**EXERCISE DIRECTIONS:** Lift out all lines below that contain "intro".

**THE RECORDS:**
+++

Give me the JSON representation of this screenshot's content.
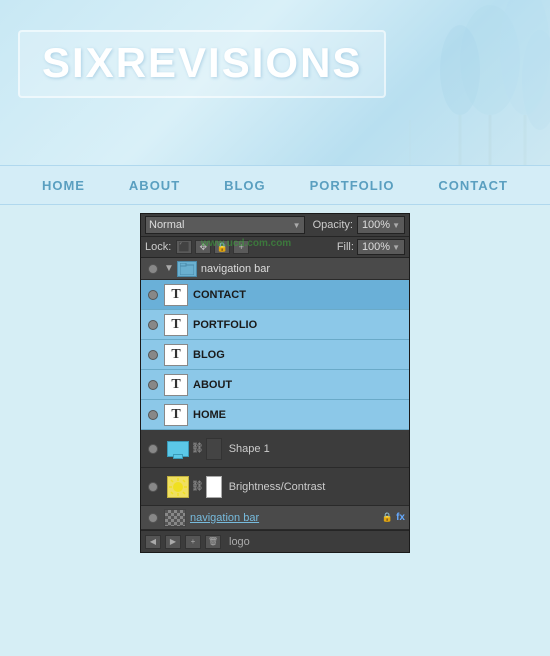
{
  "banner": {
    "logo": "SIXREVISIONS"
  },
  "navbar": {
    "items": [
      {
        "label": "HOME"
      },
      {
        "label": "ABOUT"
      },
      {
        "label": "BLOG"
      },
      {
        "label": "PORTFOLIO"
      },
      {
        "label": "CONTACT"
      }
    ]
  },
  "ps_panel": {
    "blend_mode": "Normal",
    "opacity_label": "Opacity:",
    "opacity_value": "100%",
    "lock_label": "Lock:",
    "fill_label": "Fill:",
    "fill_value": "100%",
    "watermark": "www.ucd.com.com",
    "group_row": {
      "label": "navigation bar",
      "arrow": "▼"
    },
    "layers": [
      {
        "name": "CONTACT",
        "type": "text"
      },
      {
        "name": "PORTFOLIO",
        "type": "text"
      },
      {
        "name": "BLOG",
        "type": "text"
      },
      {
        "name": "ABOUT",
        "type": "text"
      },
      {
        "name": "HOME",
        "type": "text"
      }
    ],
    "shape_layers": [
      {
        "name": "Shape 1",
        "type": "shape"
      },
      {
        "name": "Brightness/Contrast",
        "type": "adjustment"
      }
    ],
    "bottom_group": {
      "label": "navigation bar",
      "lock_icon": "🔒",
      "fx": "fx"
    },
    "footer": {
      "layer_label": "logo"
    }
  }
}
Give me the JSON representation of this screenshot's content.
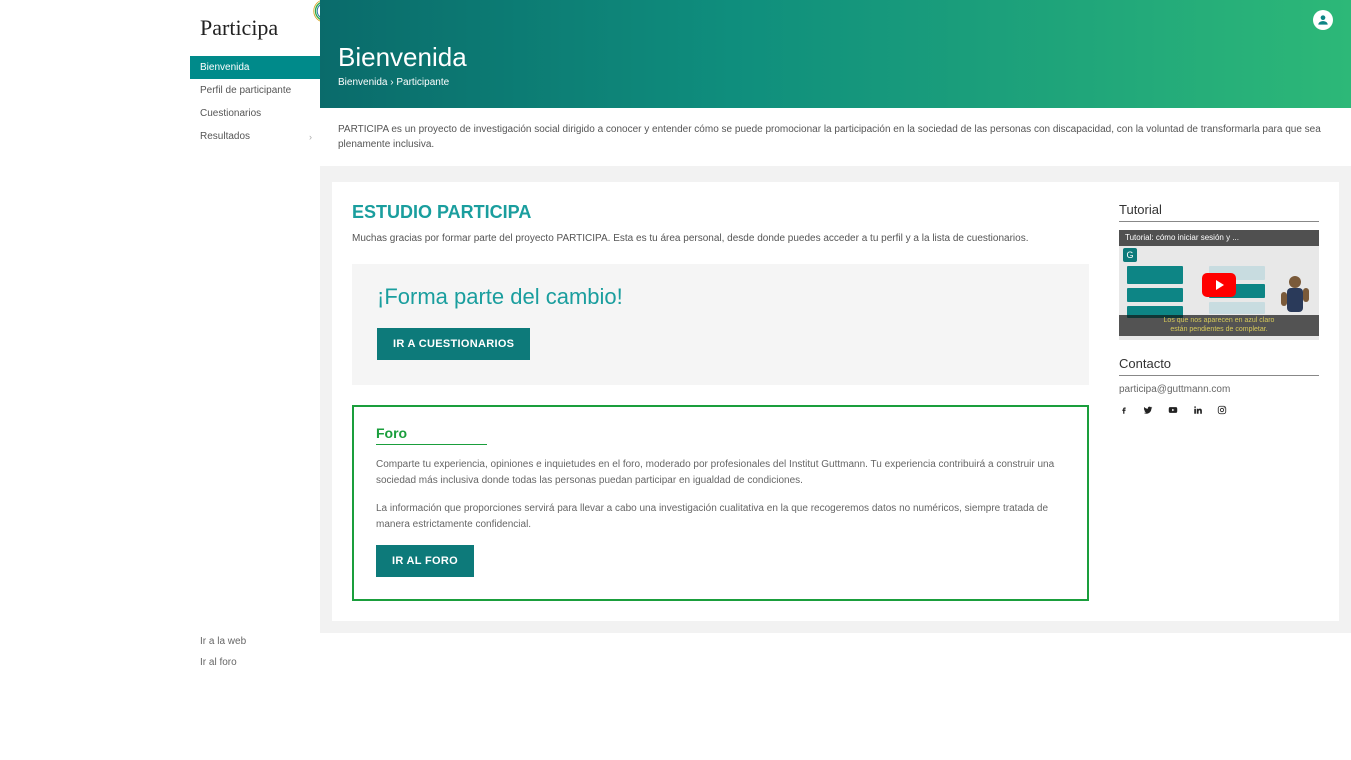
{
  "brand": "Participa",
  "sidebar": {
    "items": [
      {
        "label": "Bienvenida",
        "active": true
      },
      {
        "label": "Perfil de participante",
        "active": false
      },
      {
        "label": "Cuestionarios",
        "active": false
      },
      {
        "label": "Resultados",
        "active": false,
        "has_chevron": true
      }
    ],
    "bottom": [
      {
        "label": "Ir a la web"
      },
      {
        "label": "Ir al foro"
      }
    ]
  },
  "header": {
    "title": "Bienvenida",
    "breadcrumb1": "Bienvenida",
    "breadcrumb2": "Participante"
  },
  "intro": "PARTICIPA es un proyecto de investigación social dirigido a conocer y entender cómo se puede promocionar la participación en la sociedad de las personas con discapacidad, con la voluntad de transformarla para que sea plenamente inclusiva.",
  "study": {
    "title": "ESTUDIO PARTICIPA",
    "intro": "Muchas gracias por formar parte del proyecto PARTICIPA. Esta es tu área personal, desde donde puedes acceder a tu perfil y a la lista de cuestionarios."
  },
  "cta": {
    "title": "¡Forma parte del cambio!",
    "button": "IR A CUESTIONARIOS"
  },
  "foro": {
    "title": "Foro",
    "p1": "Comparte tu experiencia, opiniones e inquietudes en el foro, moderado por profesionales del Institut Guttmann. Tu experiencia contribuirá a construir una sociedad más inclusiva donde todas las personas puedan participar en igualdad de condiciones.",
    "p2": "La información que proporciones servirá para llevar a cabo una investigación cualitativa en la que recogeremos datos no numéricos, siempre tratada de manera estrictamente confidencial.",
    "button": "IR AL FORO"
  },
  "tutorial": {
    "title": "Tutorial",
    "video_title": "Tutorial: cómo iniciar sesión y ...",
    "caption1": "Los que nos aparecen en azul claro",
    "caption2": "están pendientes de completar."
  },
  "contact": {
    "title": "Contacto",
    "email": "participa@guttmann.com"
  },
  "icons": {
    "facebook": "f",
    "twitter": "t",
    "youtube": "y",
    "linkedin": "in",
    "instagram": "ig"
  }
}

+++

**REPLY TO THE EXERCISE:**
  "intro": "PARTICIPA es un proyecto de investigación social dirigido a conocer y entender cómo se puede promocionar la participación en la sociedad de las personas con discapacidad, con la voluntad de transformarla para que sea plenamente inclusiva.",
    "intro": "Muchas gracias por formar parte del proyecto PARTICIPA. Esta es tu área personal, desde donde puedes acceder a tu perfil y a la lista de cuestionarios."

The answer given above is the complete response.